> _WORK INSTRUCTIONS_
From the records below, extract all the text exactly and leave the images behind.

> _TASK DATA_
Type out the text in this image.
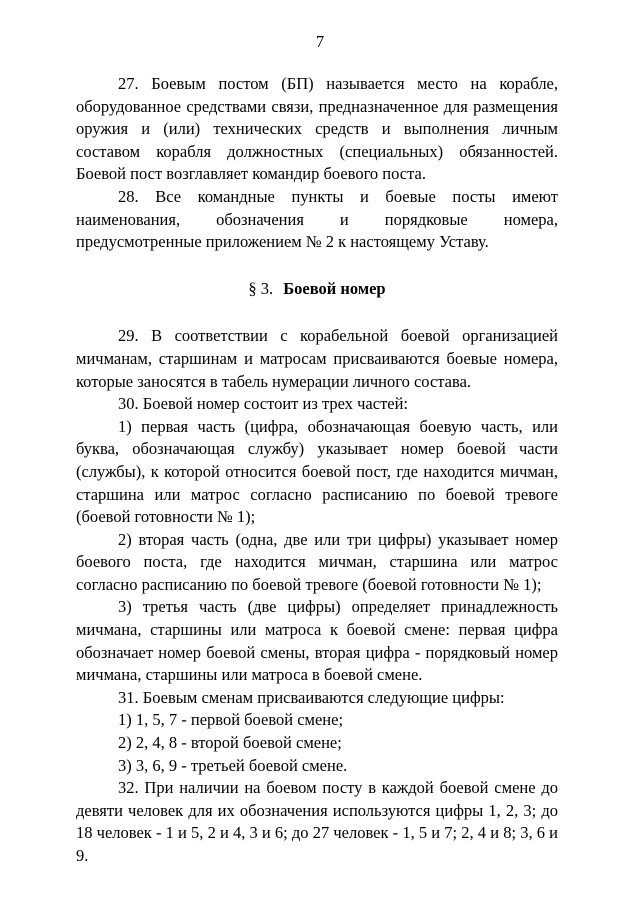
7

27. Боевым постом (БП) называется место на корабле, оборудованное средствами связи, предназначенное для размещения оружия и (или) технических средств и выполнения личным составом корабля должностных (специальных) обязанностей. Боевой пост возглавляет командир боевого поста.

28. Все командные пункты и боевые посты имеют наименования, обозначения и порядковые номера, предусмотренные приложением № 2 к настоящему Уставу.

§ 3. Боевой номер

29. В соответствии с корабельной боевой организацией мичманам, старшинам и матросам присваиваются боевые номера, которые заносятся в табель нумерации личного состава.

30. Боевой номер состоит из трех частей:

1) первая часть (цифра, обозначающая боевую часть, или буква, обозначающая службу) указывает номер боевой части (службы), к которой относится боевой пост, где находится мичман, старшина или матрос согласно расписанию по боевой тревоге (боевой готовности № 1);

2) вторая часть (одна, две или три цифры) указывает номер боевого поста, где находится мичман, старшина или матрос согласно расписанию по боевой тревоге (боевой готовности № 1);

3) третья часть (две цифры) определяет принадлежность мичмана, старшины или матроса к боевой смене: первая цифра обозначает номер боевой смены, вторая цифра - порядковый номер мичмана, старшины или матроса в боевой смене.

31. Боевым сменам присваиваются следующие цифры:

1) 1, 5, 7 - первой боевой смене;

2) 2, 4, 8 - второй боевой смене;

3) 3, 6, 9 - третьей боевой смене.

32. При наличии на боевом посту в каждой боевой смене до девяти человек для их обозначения используются цифры 1, 2, 3; до 18 человек - 1 и 5, 2 и 4, 3 и 6; до 27 человек - 1, 5 и 7; 2, 4 и 8; 3, 6 и 9.
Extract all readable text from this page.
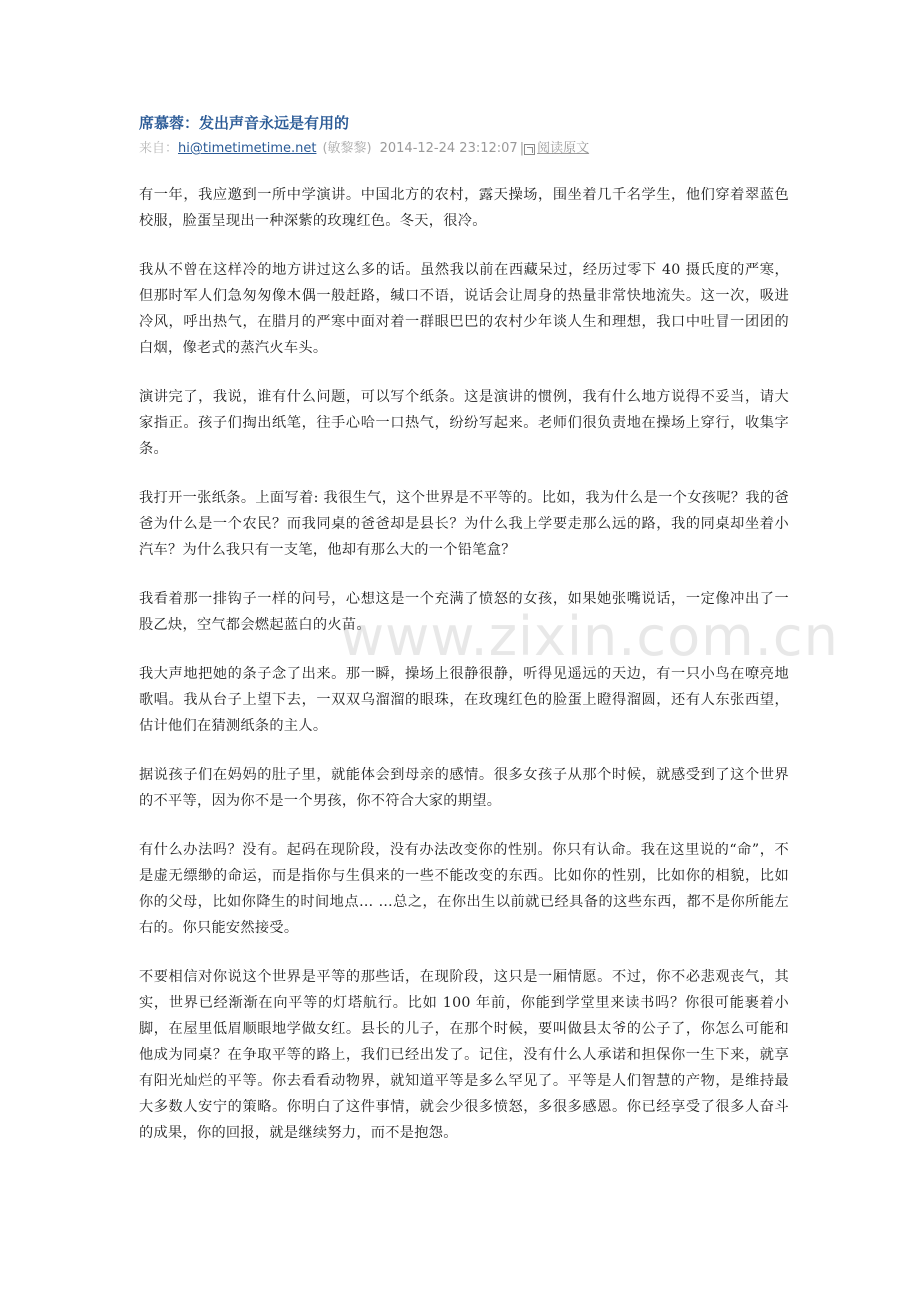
席慕蓉：发出声音永远是有用的
来自： hi@timetimetime.net (敏黎黎) 2014-12-24 23:12:07 | 阅读原文

有一年，我应邀到一所中学演讲。中国北方的农村，露天操场，围坐着几千名学生，他们穿着翠蓝色校服，脸蛋呈现出一种深紫的玫瑰红色。冬天，很冷。

我从不曾在这样冷的地方讲过这么多的话。虽然我以前在西藏呆过，经历过零下 40 摄氏度的严寒，但那时军人们急匆匆像木偶一般赶路，缄口不语，说话会让周身的热量非常快地流失。这一次，吸进冷风，呼出热气，在腊月的严寒中面对着一群眼巴巴的农村少年谈人生和理想，我口中吐冒一团团的白烟，像老式的蒸汽火车头。

演讲完了，我说，谁有什么问题，可以写个纸条。这是演讲的惯例，我有什么地方说得不妥当，请大家指正。孩子们掏出纸笔，往手心哈一口热气，纷纷写起来。老师们很负责地在操场上穿行，收集字条。

我打开一张纸条。上面写着: 我很生气，这个世界是不平等的。比如，我为什么是一个女孩呢？我的爸爸为什么是一个农民？而我同桌的爸爸却是县长？为什么我上学要走那么远的路，我的同桌却坐着小汽车？为什么我只有一支笔，他却有那么大的一个铅笔盒？

我看着那一排钩子一样的问号，心想这是一个充满了愤怒的女孩，如果她张嘴说话，一定像冲出了一股乙炔，空气都会燃起蓝白的火苗。

我大声地把她的条子念了出来。那一瞬，操场上很静很静，听得见遥远的天边，有一只小鸟在嘹亮地歌唱。我从台子上望下去，一双双乌溜溜的眼珠，在玫瑰红色的脸蛋上瞪得溜圆，还有人东张西望，估计他们在猜测纸条的主人。

据说孩子们在妈妈的肚子里，就能体会到母亲的感情。很多女孩子从那个时候，就感受到了这个世界的不平等，因为你不是一个男孩，你不符合大家的期望。

有什么办法吗？没有。起码在现阶段，没有办法改变你的性别。你只有认命。我在这里说的“命”，不是虚无缥缈的命运，而是指你与生俱来的一些不能改变的东西。比如你的性别，比如你的相貌，比如你的父母，比如你降生的时间地点… …总之，在你出生以前就已经具备的这些东西，都不是你所能左右的。你只能安然接受。

不要相信对你说这个世界是平等的那些话，在现阶段，这只是一厢情愿。不过，你不必悲观丧气，其实，世界已经渐渐在向平等的灯塔航行。比如 100 年前，你能到学堂里来读书吗？你很可能裹着小脚，在屋里低眉顺眼地学做女红。县长的儿子，在那个时候，要叫做县太爷的公子了，你怎么可能和他成为同桌？在争取平等的路上，我们已经出发了。记住，没有什么人承诺和担保你一生下来，就享有阳光灿烂的平等。你去看看动物界，就知道平等是多么罕见了。平等是人们智慧的产物，是维持最大多数人安宁的策略。你明白了这件事情，就会少很多愤怒，多很多感恩。你已经享受了很多人奋斗的成果，你的回报，就是继续努力，而不是抱怨。

www.zixin.com.cn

> _RESPONSE TO THIS EXERCISE_
Type out the text in this image.
7

27. Боевым постом (БП) называется место на корабле, оборудованное средствами связи, предназначенное для размещения оружия и (или) технических средств и выполнения личным составом корабля должностных (специальных) обязанностей. Боевой пост возглавляет командир боевого поста.

28. Все командные пункты и боевые посты имеют наименования, обозначения и порядковые номера, предусмотренные приложением № 2 к настоящему Уставу.

§ 3. Боевой номер

29. В соответствии с корабельной боевой организацией мичманам, старшинам и матросам присваиваются боевые номера, которые заносятся в табель нумерации личного состава.

30. Боевой номер состоит из трех частей:

1) первая часть (цифра, обозначающая боевую часть, или буква, обозначающая службу) указывает номер боевой части (службы), к которой относится боевой пост, где находится мичман, старшина или матрос согласно расписанию по боевой тревоге (боевой готовности № 1);

2) вторая часть (одна, две или три цифры) указывает номер боевого поста, где находится мичман, старшина или матрос согласно расписанию по боевой тревоге (боевой готовности № 1);

3) третья часть (две цифры) определяет принадлежность мичмана, старшины или матроса к боевой смене: первая цифра обозначает номер боевой смены, вторая цифра - порядковый номер мичмана, старшины или матроса в боевой смене.

31. Боевым сменам присваиваются следующие цифры:

1) 1, 5, 7 - первой боевой смене;

2) 2, 4, 8 - второй боевой смене;

3) 3, 6, 9 - третьей боевой смене.

32. При наличии на боевом посту в каждой боевой смене до девяти человек для их обозначения используются цифры 1, 2, 3; до 18 человек - 1 и 5, 2 и 4, 3 и 6; до 27 человек - 1, 5 и 7; 2, 4 и 8; 3, 6 и 9.
Extract all readable text from this page.
席慕蓉：发出声音永远是有用的
来自： hi@timetimetime.net (敏黎黎) 2014-12-24 23:12:07 | 阅读原文

有一年，我应邀到一所中学演讲。中国北方的农村，露天操场，围坐着几千名学生，他们穿着翠蓝色校服，脸蛋呈现出一种深紫的玫瑰红色。冬天，很冷。

我从不曾在这样冷的地方讲过这么多的话。虽然我以前在西藏呆过，经历过零下 40 摄氏度的严寒，但那时军人们急匆匆像木偶一般赶路，缄口不语，说话会让周身的热量非常快地流失。这一次，吸进冷风，呼出热气，在腊月的严寒中面对着一群眼巴巴的农村少年谈人生和理想，我口中吐冒一团团的白烟，像老式的蒸汽火车头。

演讲完了，我说，谁有什么问题，可以写个纸条。这是演讲的惯例，我有什么地方说得不妥当，请大家指正。孩子们掏出纸笔，往手心哈一口热气，纷纷写起来。老师们很负责地在操场上穿行，收集字条。

我打开一张纸条。上面写着: 我很生气，这个世界是不平等的。比如，我为什么是一个女孩呢？我的爸爸为什么是一个农民？而我同桌的爸爸却是县长？为什么我上学要走那么远的路，我的同桌却坐着小汽车？为什么我只有一支笔，他却有那么大的一个铅笔盒？

我看着那一排钩子一样的问号，心想这是一个充满了愤怒的女孩，如果她张嘴说话，一定像冲出了一股乙炔，空气都会燃起蓝白的火苗。

我大声地把她的条子念了出来。那一瞬，操场上很静很静，听得见遥远的天边，有一只小鸟在嘹亮地歌唱。我从台子上望下去，一双双乌溜溜的眼珠，在玫瑰红色的脸蛋上瞪得溜圆，还有人东张西望，估计他们在猜测纸条的主人。

据说孩子们在妈妈的肚子里，就能体会到母亲的感情。很多女孩子从那个时候，就感受到了这个世界的不平等，因为你不是一个男孩，你不符合大家的期望。

有什么办法吗？没有。起码在现阶段，没有办法改变你的性别。你只有认命。我在这里说的“命”，不是虚无缥缈的命运，而是指你与生俱来的一些不能改变的东西。比如你的性别，比如你的相貌，比如你的父母，比如你降生的时间地点… …总之，在你出生以前就已经具备的这些东西，都不是你所能左右的。你只能安然接受。

不要相信对你说这个世界是平等的那些话，在现阶段，这只是一厢情愿。不过，你不必悲观丧气，其实，世界已经渐渐在向平等的灯塔航行。比如 100 年前，你能到学堂里来读书吗？你很可能裹着小脚，在屋里低眉顺眼地学做女红。县长的儿子，在那个时候，要叫做县太爷的公子了，你怎么可能和他成为同桌？在争取平等的路上，我们已经出发了。记住，没有什么人承诺和担保你一生下来，就享有阳光灿烂的平等。你去看看动物界，就知道平等是多么罕见了。平等是人们智慧的产物，是维持最大多数人安宁的策略。你明白了这件事情，就会少很多愤怒，多很多感恩。你已经享受了很多人奋斗的成果，你的回报，就是继续努力，而不是抱怨。

www.zixin.com.cn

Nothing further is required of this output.